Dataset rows

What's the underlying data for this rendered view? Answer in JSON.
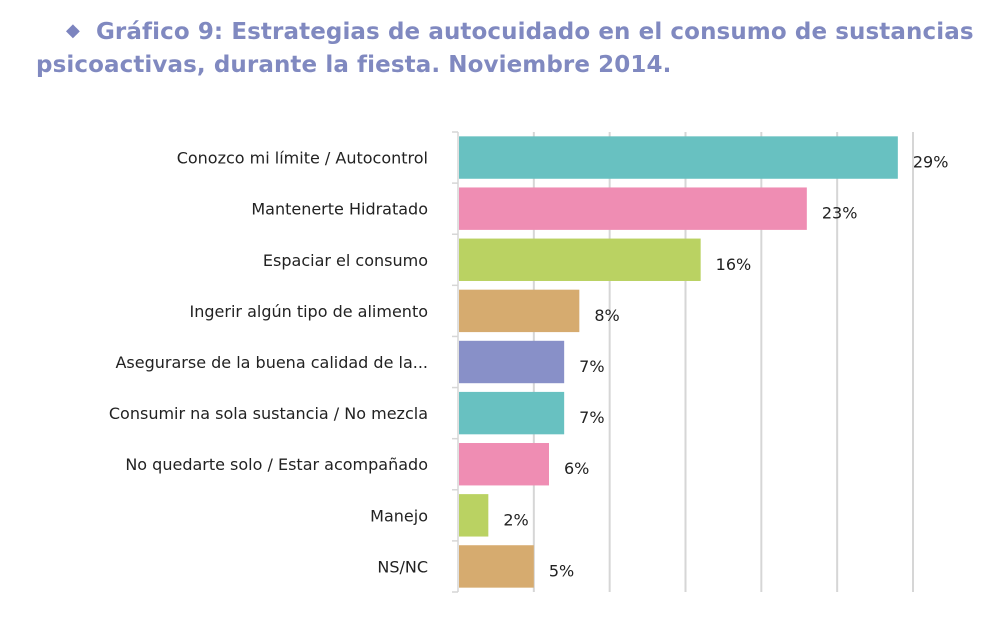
{
  "title": {
    "bullet_icon": "diamond-icon",
    "line1": "Gráfico 9: Estrategias de autocuidado en el consumo de sustancias",
    "line2": "psicoactivas, durante la fiesta. Noviembre 2014."
  },
  "chart_data": {
    "type": "bar",
    "orientation": "horizontal",
    "title": "Gráfico 9: Estrategias de autocuidado en el consumo de sustancias psicoactivas, durante la fiesta. Noviembre 2014.",
    "xlabel": "",
    "ylabel": "",
    "xlim": [
      0,
      30
    ],
    "grid": true,
    "grid_step": 5,
    "categories": [
      "Conozco mi límite / Autocontrol",
      "Mantenerte Hidratado",
      "Espaciar el consumo",
      "Ingerir algún tipo de alimento",
      "Asegurarse de la buena calidad de la...",
      "Consumir na sola sustancia / No mezcla",
      "No quedarte solo / Estar acompañado",
      "Manejo",
      "NS/NC"
    ],
    "values": [
      29,
      23,
      16,
      8,
      7,
      7,
      6,
      2,
      5
    ],
    "data_labels": [
      "29%",
      "23%",
      "16%",
      "8%",
      "7%",
      "7%",
      "6%",
      "2%",
      "5%"
    ],
    "colors": [
      "#68c1c1",
      "#ef8db3",
      "#bad262",
      "#d6ab6f",
      "#8890c8",
      "#68c1c1",
      "#ef8db3",
      "#bad262",
      "#d6ab6f"
    ],
    "gridline_color": "#d6d6d6"
  }
}
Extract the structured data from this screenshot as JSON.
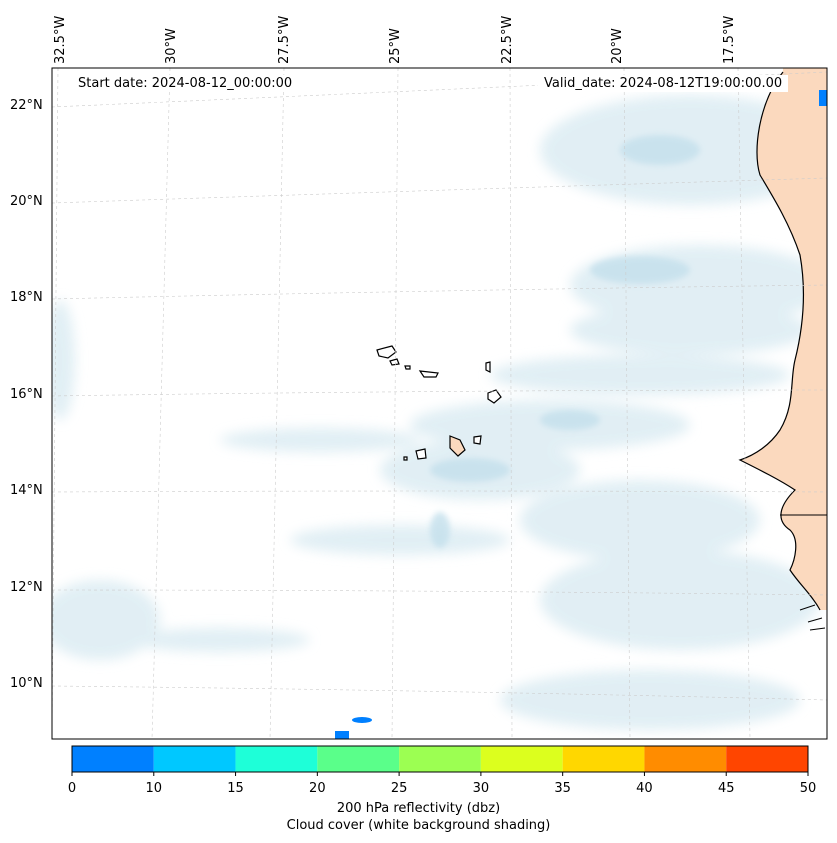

WHAT THE TASK ASKS: Pictures in the data above should not be copied; transcribe everything else exactly.

THE ANSWER:
What's the underlying data for this rendered view? Answer in JSON.
{
  "title": {
    "bullet_icon": "diamond-icon",
    "line1": "Gráfico 9: Estrategias de autocuidado en el consumo de sustancias",
    "line2": "psicoactivas, durante la fiesta. Noviembre 2014."
  },
  "chart_data": {
    "type": "bar",
    "orientation": "horizontal",
    "title": "Gráfico 9: Estrategias de autocuidado en el consumo de sustancias psicoactivas, durante la fiesta. Noviembre 2014.",
    "xlabel": "",
    "ylabel": "",
    "xlim": [
      0,
      30
    ],
    "grid": true,
    "grid_step": 5,
    "categories": [
      "Conozco mi límite / Autocontrol",
      "Mantenerte Hidratado",
      "Espaciar el consumo",
      "Ingerir algún tipo de alimento",
      "Asegurarse de la buena calidad de la...",
      "Consumir na sola sustancia / No mezcla",
      "No quedarte solo / Estar acompañado",
      "Manejo",
      "NS/NC"
    ],
    "values": [
      29,
      23,
      16,
      8,
      7,
      7,
      6,
      2,
      5
    ],
    "data_labels": [
      "29%",
      "23%",
      "16%",
      "8%",
      "7%",
      "7%",
      "6%",
      "2%",
      "5%"
    ],
    "colors": [
      "#68c1c1",
      "#ef8db3",
      "#bad262",
      "#d6ab6f",
      "#8890c8",
      "#68c1c1",
      "#ef8db3",
      "#bad262",
      "#d6ab6f"
    ],
    "gridline_color": "#d6d6d6"
  }
}
Extract the structured data from this screenshot as JSON.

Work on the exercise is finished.